++++ 抜粋文 ++++

紙の本
神のみぞ知る
2011/06/15 11:52
10人中、8人の方がこのレビューが役に立ったと投票しています。
投稿者:夏の雨 - この投稿者のレビュー一覧を見る
第33回芥川賞受賞作(1955年)。その後の遠藤周作の活躍を思えば、新人登竜門といわれる芥川賞も華々しく受賞したかと思いきや、選評を読むかぎりにおいては薄氷の受賞であったことがわかる。
選考委員の一人舟橋聖一氏の選評によれば「一時は(受賞作)ナシにきまりかけたが、司会者の運びのうまさ(これは名人芸に値した)につりこまれて」受賞作に決定したということだ。この「司会者の運びのうまさ」は表現こそ違え、宇野浩二も選評に書いているから事実そうだったのだろう。
その後大家となる遠藤周作をこの世に生み出したのは選考委員ではなく、どなたかわからないが、当日の「司会者」だというのも、なんだか遠藤らしくて愉快だ。
先の舟橋氏の選評であるが、さらに遠藤の文学に対する姿勢を批判し、「片手間小説には、あまりやりたくない」とまで書いている。

++++

**課題概要:**
上の抜粋文について、次の問いに答えてください。
1. 取り上げられている作品は第何回の芥川賞受賞作で、何年のものか。
2. 舟橋聖一氏の選評によると、受賞作は何につりこまれて決まったか。
3. 「司会者の運びのうまさ」について、表現を変えて選評に書いていた人物は誰か。

++++ 元データ ++++

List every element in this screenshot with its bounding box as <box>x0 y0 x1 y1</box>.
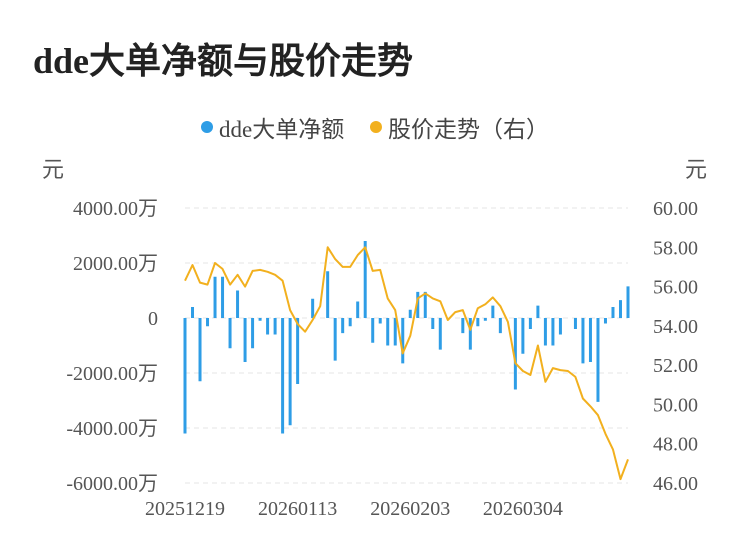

++++

**課題への回答:**
1. 第33回、1955年
2. 司会者の運びのうまさ
3. 宇野浩二